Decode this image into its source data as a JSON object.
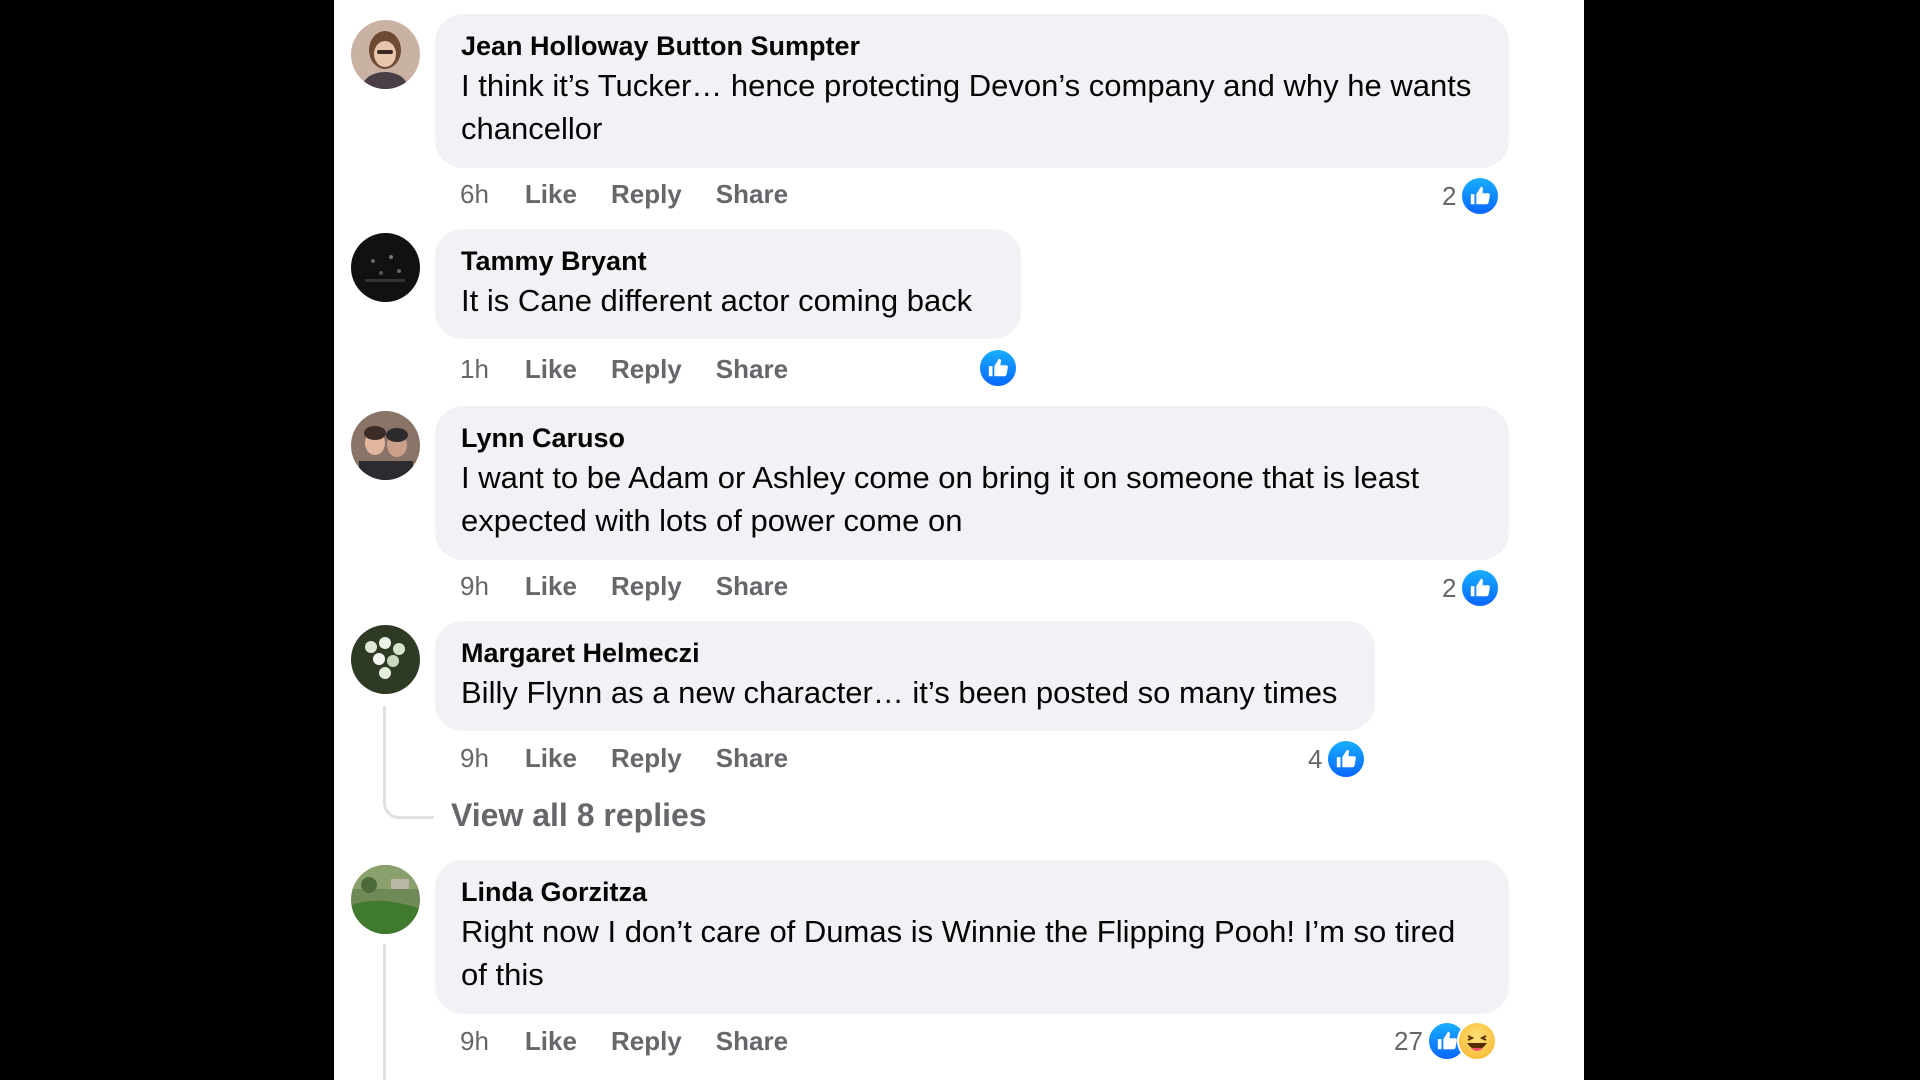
{
  "comments": [
    {
      "author": "Jean Holloway Button Sumpter",
      "text": "I think it’s Tucker… hence protecting Devon’s company and why he wants chancellor",
      "time": "6h",
      "like": "Like",
      "reply": "Reply",
      "share": "Share",
      "reaction_count": "2",
      "reactions": [
        "like-icon"
      ]
    },
    {
      "author": "Tammy Bryant",
      "text": "It is Cane different actor coming back",
      "time": "1h",
      "like": "Like",
      "reply": "Reply",
      "share": "Share",
      "reaction_count": "",
      "reactions": [
        "like-icon"
      ]
    },
    {
      "author": "Lynn Caruso",
      "text": "I want to be Adam or Ashley come on bring it on someone that is least expected with lots of power come on",
      "time": "9h",
      "like": "Like",
      "reply": "Reply",
      "share": "Share",
      "reaction_count": "2",
      "reactions": [
        "like-icon"
      ]
    },
    {
      "author": "Margaret Helmeczi",
      "text": "Billy Flynn as a new character… it’s been posted so many times",
      "time": "9h",
      "like": "Like",
      "reply": "Reply",
      "share": "Share",
      "reaction_count": "4",
      "reactions": [
        "like-icon"
      ],
      "view_replies": "View all 8 replies"
    },
    {
      "author": "Linda Gorzitza",
      "text": "Right now I don’t care of Dumas is Winnie the Flipping Pooh! I’m so tired of this",
      "time": "9h",
      "like": "Like",
      "reply": "Reply",
      "share": "Share",
      "reaction_count": "27",
      "reactions": [
        "like-icon",
        "haha-icon"
      ]
    }
  ],
  "colors": {
    "background": "#000000",
    "panel": "#ffffff",
    "bubble": "#f0f2f5",
    "secondary_text": "#65676b",
    "like_blue": "#0866ff"
  }
}
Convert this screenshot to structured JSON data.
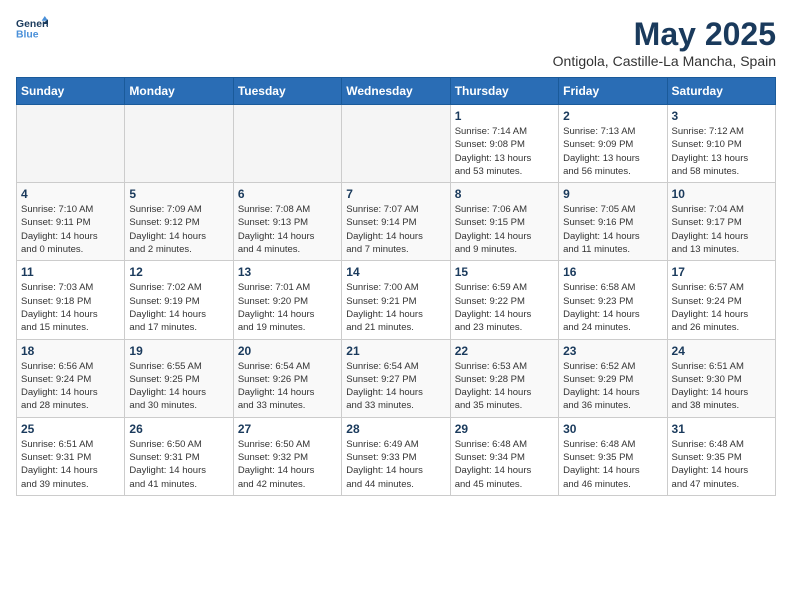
{
  "header": {
    "logo_line1": "General",
    "logo_line2": "Blue",
    "month": "May 2025",
    "location": "Ontigola, Castille-La Mancha, Spain"
  },
  "weekdays": [
    "Sunday",
    "Monday",
    "Tuesday",
    "Wednesday",
    "Thursday",
    "Friday",
    "Saturday"
  ],
  "weeks": [
    [
      {
        "day": "",
        "info": ""
      },
      {
        "day": "",
        "info": ""
      },
      {
        "day": "",
        "info": ""
      },
      {
        "day": "",
        "info": ""
      },
      {
        "day": "1",
        "info": "Sunrise: 7:14 AM\nSunset: 9:08 PM\nDaylight: 13 hours\nand 53 minutes."
      },
      {
        "day": "2",
        "info": "Sunrise: 7:13 AM\nSunset: 9:09 PM\nDaylight: 13 hours\nand 56 minutes."
      },
      {
        "day": "3",
        "info": "Sunrise: 7:12 AM\nSunset: 9:10 PM\nDaylight: 13 hours\nand 58 minutes."
      }
    ],
    [
      {
        "day": "4",
        "info": "Sunrise: 7:10 AM\nSunset: 9:11 PM\nDaylight: 14 hours\nand 0 minutes."
      },
      {
        "day": "5",
        "info": "Sunrise: 7:09 AM\nSunset: 9:12 PM\nDaylight: 14 hours\nand 2 minutes."
      },
      {
        "day": "6",
        "info": "Sunrise: 7:08 AM\nSunset: 9:13 PM\nDaylight: 14 hours\nand 4 minutes."
      },
      {
        "day": "7",
        "info": "Sunrise: 7:07 AM\nSunset: 9:14 PM\nDaylight: 14 hours\nand 7 minutes."
      },
      {
        "day": "8",
        "info": "Sunrise: 7:06 AM\nSunset: 9:15 PM\nDaylight: 14 hours\nand 9 minutes."
      },
      {
        "day": "9",
        "info": "Sunrise: 7:05 AM\nSunset: 9:16 PM\nDaylight: 14 hours\nand 11 minutes."
      },
      {
        "day": "10",
        "info": "Sunrise: 7:04 AM\nSunset: 9:17 PM\nDaylight: 14 hours\nand 13 minutes."
      }
    ],
    [
      {
        "day": "11",
        "info": "Sunrise: 7:03 AM\nSunset: 9:18 PM\nDaylight: 14 hours\nand 15 minutes."
      },
      {
        "day": "12",
        "info": "Sunrise: 7:02 AM\nSunset: 9:19 PM\nDaylight: 14 hours\nand 17 minutes."
      },
      {
        "day": "13",
        "info": "Sunrise: 7:01 AM\nSunset: 9:20 PM\nDaylight: 14 hours\nand 19 minutes."
      },
      {
        "day": "14",
        "info": "Sunrise: 7:00 AM\nSunset: 9:21 PM\nDaylight: 14 hours\nand 21 minutes."
      },
      {
        "day": "15",
        "info": "Sunrise: 6:59 AM\nSunset: 9:22 PM\nDaylight: 14 hours\nand 23 minutes."
      },
      {
        "day": "16",
        "info": "Sunrise: 6:58 AM\nSunset: 9:23 PM\nDaylight: 14 hours\nand 24 minutes."
      },
      {
        "day": "17",
        "info": "Sunrise: 6:57 AM\nSunset: 9:24 PM\nDaylight: 14 hours\nand 26 minutes."
      }
    ],
    [
      {
        "day": "18",
        "info": "Sunrise: 6:56 AM\nSunset: 9:24 PM\nDaylight: 14 hours\nand 28 minutes."
      },
      {
        "day": "19",
        "info": "Sunrise: 6:55 AM\nSunset: 9:25 PM\nDaylight: 14 hours\nand 30 minutes."
      },
      {
        "day": "20",
        "info": "Sunrise: 6:54 AM\nSunset: 9:26 PM\nDaylight: 14 hours\nand 33 minutes."
      },
      {
        "day": "21",
        "info": "Sunrise: 6:54 AM\nSunset: 9:27 PM\nDaylight: 14 hours\nand 33 minutes."
      },
      {
        "day": "22",
        "info": "Sunrise: 6:53 AM\nSunset: 9:28 PM\nDaylight: 14 hours\nand 35 minutes."
      },
      {
        "day": "23",
        "info": "Sunrise: 6:52 AM\nSunset: 9:29 PM\nDaylight: 14 hours\nand 36 minutes."
      },
      {
        "day": "24",
        "info": "Sunrise: 6:51 AM\nSunset: 9:30 PM\nDaylight: 14 hours\nand 38 minutes."
      }
    ],
    [
      {
        "day": "25",
        "info": "Sunrise: 6:51 AM\nSunset: 9:31 PM\nDaylight: 14 hours\nand 39 minutes."
      },
      {
        "day": "26",
        "info": "Sunrise: 6:50 AM\nSunset: 9:31 PM\nDaylight: 14 hours\nand 41 minutes."
      },
      {
        "day": "27",
        "info": "Sunrise: 6:50 AM\nSunset: 9:32 PM\nDaylight: 14 hours\nand 42 minutes."
      },
      {
        "day": "28",
        "info": "Sunrise: 6:49 AM\nSunset: 9:33 PM\nDaylight: 14 hours\nand 44 minutes."
      },
      {
        "day": "29",
        "info": "Sunrise: 6:48 AM\nSunset: 9:34 PM\nDaylight: 14 hours\nand 45 minutes."
      },
      {
        "day": "30",
        "info": "Sunrise: 6:48 AM\nSunset: 9:35 PM\nDaylight: 14 hours\nand 46 minutes."
      },
      {
        "day": "31",
        "info": "Sunrise: 6:48 AM\nSunset: 9:35 PM\nDaylight: 14 hours\nand 47 minutes."
      }
    ]
  ]
}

○ ○ ○

# Task objective
Transcribe every line from the records above without alteration, and leave out the images.

# Result for this task
Decode this image into its source data as a JSON object.
{
  "comments": [
    {
      "author": "Jean Holloway Button Sumpter",
      "text": "I think it’s Tucker… hence protecting Devon’s company and why he wants chancellor",
      "time": "6h",
      "like": "Like",
      "reply": "Reply",
      "share": "Share",
      "reaction_count": "2",
      "reactions": [
        "like-icon"
      ]
    },
    {
      "author": "Tammy Bryant",
      "text": "It is Cane different actor coming back",
      "time": "1h",
      "like": "Like",
      "reply": "Reply",
      "share": "Share",
      "reaction_count": "",
      "reactions": [
        "like-icon"
      ]
    },
    {
      "author": "Lynn Caruso",
      "text": "I want to be Adam or Ashley come on bring it on someone that is least expected with lots of power come on",
      "time": "9h",
      "like": "Like",
      "reply": "Reply",
      "share": "Share",
      "reaction_count": "2",
      "reactions": [
        "like-icon"
      ]
    },
    {
      "author": "Margaret Helmeczi",
      "text": "Billy Flynn as a new character… it’s been posted so many times",
      "time": "9h",
      "like": "Like",
      "reply": "Reply",
      "share": "Share",
      "reaction_count": "4",
      "reactions": [
        "like-icon"
      ],
      "view_replies": "View all 8 replies"
    },
    {
      "author": "Linda Gorzitza",
      "text": "Right now I don’t care of Dumas is Winnie the Flipping Pooh! I’m so tired of this",
      "time": "9h",
      "like": "Like",
      "reply": "Reply",
      "share": "Share",
      "reaction_count": "27",
      "reactions": [
        "like-icon",
        "haha-icon"
      ]
    }
  ],
  "colors": {
    "background": "#000000",
    "panel": "#ffffff",
    "bubble": "#f0f2f5",
    "secondary_text": "#65676b",
    "like_blue": "#0866ff"
  }
}
Convert this screenshot to structured JSON data.
{
  "header": {
    "logo_line1": "General",
    "logo_line2": "Blue",
    "month": "May 2025",
    "location": "Ontigola, Castille-La Mancha, Spain"
  },
  "weekdays": [
    "Sunday",
    "Monday",
    "Tuesday",
    "Wednesday",
    "Thursday",
    "Friday",
    "Saturday"
  ],
  "weeks": [
    [
      {
        "day": "",
        "info": ""
      },
      {
        "day": "",
        "info": ""
      },
      {
        "day": "",
        "info": ""
      },
      {
        "day": "",
        "info": ""
      },
      {
        "day": "1",
        "info": "Sunrise: 7:14 AM\nSunset: 9:08 PM\nDaylight: 13 hours\nand 53 minutes."
      },
      {
        "day": "2",
        "info": "Sunrise: 7:13 AM\nSunset: 9:09 PM\nDaylight: 13 hours\nand 56 minutes."
      },
      {
        "day": "3",
        "info": "Sunrise: 7:12 AM\nSunset: 9:10 PM\nDaylight: 13 hours\nand 58 minutes."
      }
    ],
    [
      {
        "day": "4",
        "info": "Sunrise: 7:10 AM\nSunset: 9:11 PM\nDaylight: 14 hours\nand 0 minutes."
      },
      {
        "day": "5",
        "info": "Sunrise: 7:09 AM\nSunset: 9:12 PM\nDaylight: 14 hours\nand 2 minutes."
      },
      {
        "day": "6",
        "info": "Sunrise: 7:08 AM\nSunset: 9:13 PM\nDaylight: 14 hours\nand 4 minutes."
      },
      {
        "day": "7",
        "info": "Sunrise: 7:07 AM\nSunset: 9:14 PM\nDaylight: 14 hours\nand 7 minutes."
      },
      {
        "day": "8",
        "info": "Sunrise: 7:06 AM\nSunset: 9:15 PM\nDaylight: 14 hours\nand 9 minutes."
      },
      {
        "day": "9",
        "info": "Sunrise: 7:05 AM\nSunset: 9:16 PM\nDaylight: 14 hours\nand 11 minutes."
      },
      {
        "day": "10",
        "info": "Sunrise: 7:04 AM\nSunset: 9:17 PM\nDaylight: 14 hours\nand 13 minutes."
      }
    ],
    [
      {
        "day": "11",
        "info": "Sunrise: 7:03 AM\nSunset: 9:18 PM\nDaylight: 14 hours\nand 15 minutes."
      },
      {
        "day": "12",
        "info": "Sunrise: 7:02 AM\nSunset: 9:19 PM\nDaylight: 14 hours\nand 17 minutes."
      },
      {
        "day": "13",
        "info": "Sunrise: 7:01 AM\nSunset: 9:20 PM\nDaylight: 14 hours\nand 19 minutes."
      },
      {
        "day": "14",
        "info": "Sunrise: 7:00 AM\nSunset: 9:21 PM\nDaylight: 14 hours\nand 21 minutes."
      },
      {
        "day": "15",
        "info": "Sunrise: 6:59 AM\nSunset: 9:22 PM\nDaylight: 14 hours\nand 23 minutes."
      },
      {
        "day": "16",
        "info": "Sunrise: 6:58 AM\nSunset: 9:23 PM\nDaylight: 14 hours\nand 24 minutes."
      },
      {
        "day": "17",
        "info": "Sunrise: 6:57 AM\nSunset: 9:24 PM\nDaylight: 14 hours\nand 26 minutes."
      }
    ],
    [
      {
        "day": "18",
        "info": "Sunrise: 6:56 AM\nSunset: 9:24 PM\nDaylight: 14 hours\nand 28 minutes."
      },
      {
        "day": "19",
        "info": "Sunrise: 6:55 AM\nSunset: 9:25 PM\nDaylight: 14 hours\nand 30 minutes."
      },
      {
        "day": "20",
        "info": "Sunrise: 6:54 AM\nSunset: 9:26 PM\nDaylight: 14 hours\nand 33 minutes."
      },
      {
        "day": "21",
        "info": "Sunrise: 6:54 AM\nSunset: 9:27 PM\nDaylight: 14 hours\nand 33 minutes."
      },
      {
        "day": "22",
        "info": "Sunrise: 6:53 AM\nSunset: 9:28 PM\nDaylight: 14 hours\nand 35 minutes."
      },
      {
        "day": "23",
        "info": "Sunrise: 6:52 AM\nSunset: 9:29 PM\nDaylight: 14 hours\nand 36 minutes."
      },
      {
        "day": "24",
        "info": "Sunrise: 6:51 AM\nSunset: 9:30 PM\nDaylight: 14 hours\nand 38 minutes."
      }
    ],
    [
      {
        "day": "25",
        "info": "Sunrise: 6:51 AM\nSunset: 9:31 PM\nDaylight: 14 hours\nand 39 minutes."
      },
      {
        "day": "26",
        "info": "Sunrise: 6:50 AM\nSunset: 9:31 PM\nDaylight: 14 hours\nand 41 minutes."
      },
      {
        "day": "27",
        "info": "Sunrise: 6:50 AM\nSunset: 9:32 PM\nDaylight: 14 hours\nand 42 minutes."
      },
      {
        "day": "28",
        "info": "Sunrise: 6:49 AM\nSunset: 9:33 PM\nDaylight: 14 hours\nand 44 minutes."
      },
      {
        "day": "29",
        "info": "Sunrise: 6:48 AM\nSunset: 9:34 PM\nDaylight: 14 hours\nand 45 minutes."
      },
      {
        "day": "30",
        "info": "Sunrise: 6:48 AM\nSunset: 9:35 PM\nDaylight: 14 hours\nand 46 minutes."
      },
      {
        "day": "31",
        "info": "Sunrise: 6:48 AM\nSunset: 9:35 PM\nDaylight: 14 hours\nand 47 minutes."
      }
    ]
  ]
}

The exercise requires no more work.